Stored items from a collection
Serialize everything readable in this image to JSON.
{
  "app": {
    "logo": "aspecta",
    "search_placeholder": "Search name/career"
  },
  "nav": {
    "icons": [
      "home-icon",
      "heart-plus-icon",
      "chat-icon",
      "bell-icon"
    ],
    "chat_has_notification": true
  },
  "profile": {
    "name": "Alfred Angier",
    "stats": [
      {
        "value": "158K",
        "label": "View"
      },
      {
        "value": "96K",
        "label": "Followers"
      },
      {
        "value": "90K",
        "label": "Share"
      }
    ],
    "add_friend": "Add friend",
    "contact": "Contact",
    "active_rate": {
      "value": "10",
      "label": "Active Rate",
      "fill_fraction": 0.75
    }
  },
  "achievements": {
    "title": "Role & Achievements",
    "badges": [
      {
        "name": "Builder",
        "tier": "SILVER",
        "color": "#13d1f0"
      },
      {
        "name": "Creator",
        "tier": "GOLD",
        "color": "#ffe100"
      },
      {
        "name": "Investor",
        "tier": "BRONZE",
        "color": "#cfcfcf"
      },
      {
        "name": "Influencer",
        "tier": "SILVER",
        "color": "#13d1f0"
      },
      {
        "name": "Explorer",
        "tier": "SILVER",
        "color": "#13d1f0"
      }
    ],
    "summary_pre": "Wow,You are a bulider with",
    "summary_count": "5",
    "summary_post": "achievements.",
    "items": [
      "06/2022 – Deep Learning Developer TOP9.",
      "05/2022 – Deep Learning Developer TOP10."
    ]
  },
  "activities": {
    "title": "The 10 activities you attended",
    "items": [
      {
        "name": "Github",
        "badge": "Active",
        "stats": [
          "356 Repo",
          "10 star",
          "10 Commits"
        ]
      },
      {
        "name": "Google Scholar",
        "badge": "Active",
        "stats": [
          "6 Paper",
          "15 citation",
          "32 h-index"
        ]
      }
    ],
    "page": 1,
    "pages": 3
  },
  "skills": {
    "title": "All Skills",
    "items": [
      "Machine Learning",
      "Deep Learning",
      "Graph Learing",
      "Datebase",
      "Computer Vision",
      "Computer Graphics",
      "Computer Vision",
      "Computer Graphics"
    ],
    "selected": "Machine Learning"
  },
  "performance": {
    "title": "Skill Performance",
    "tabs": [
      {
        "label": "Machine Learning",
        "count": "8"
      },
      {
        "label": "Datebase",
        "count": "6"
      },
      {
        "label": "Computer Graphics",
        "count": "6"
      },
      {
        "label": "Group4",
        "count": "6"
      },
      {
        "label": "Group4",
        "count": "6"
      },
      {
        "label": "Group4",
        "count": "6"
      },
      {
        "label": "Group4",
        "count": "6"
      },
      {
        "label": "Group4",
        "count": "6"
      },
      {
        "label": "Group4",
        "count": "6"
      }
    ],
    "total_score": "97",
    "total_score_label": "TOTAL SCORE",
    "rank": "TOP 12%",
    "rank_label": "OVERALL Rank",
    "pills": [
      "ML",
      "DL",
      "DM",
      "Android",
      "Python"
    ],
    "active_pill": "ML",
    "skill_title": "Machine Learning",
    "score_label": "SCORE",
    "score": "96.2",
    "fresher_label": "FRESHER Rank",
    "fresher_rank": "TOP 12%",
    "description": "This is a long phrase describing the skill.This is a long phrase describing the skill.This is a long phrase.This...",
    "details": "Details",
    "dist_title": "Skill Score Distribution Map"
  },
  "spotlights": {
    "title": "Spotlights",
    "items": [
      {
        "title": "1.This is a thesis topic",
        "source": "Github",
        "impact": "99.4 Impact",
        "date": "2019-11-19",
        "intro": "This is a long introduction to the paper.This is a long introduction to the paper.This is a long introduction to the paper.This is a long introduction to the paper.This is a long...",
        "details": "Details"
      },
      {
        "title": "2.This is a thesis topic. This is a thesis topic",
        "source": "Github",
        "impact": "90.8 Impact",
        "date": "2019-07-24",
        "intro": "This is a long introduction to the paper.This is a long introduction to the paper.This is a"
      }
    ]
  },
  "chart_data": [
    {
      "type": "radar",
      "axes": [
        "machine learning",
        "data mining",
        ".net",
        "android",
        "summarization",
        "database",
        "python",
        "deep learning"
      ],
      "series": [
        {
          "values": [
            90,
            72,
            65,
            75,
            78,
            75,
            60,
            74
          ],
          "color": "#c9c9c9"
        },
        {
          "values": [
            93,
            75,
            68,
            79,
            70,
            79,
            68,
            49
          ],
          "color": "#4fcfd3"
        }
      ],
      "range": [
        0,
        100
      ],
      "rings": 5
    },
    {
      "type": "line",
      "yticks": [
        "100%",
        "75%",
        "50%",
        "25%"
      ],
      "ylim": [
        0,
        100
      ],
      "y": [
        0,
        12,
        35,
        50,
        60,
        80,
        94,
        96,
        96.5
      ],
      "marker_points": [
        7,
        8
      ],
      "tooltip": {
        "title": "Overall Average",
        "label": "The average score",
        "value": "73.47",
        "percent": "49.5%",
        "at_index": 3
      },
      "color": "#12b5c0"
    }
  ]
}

**THE PROBLEM**: Where a line in the material above holds "color", copy that line.

**SOLUTION TO THIS TASK**:
        "color": "#13d1f0"
        "color": "#ffe100"
        "color": "#cfcfcf"
        "color": "#13d1f0"
        "color": "#13d1f0"
          "color": "#c9c9c9"
          "color": "#4fcfd3"
      "color": "#12b5c0"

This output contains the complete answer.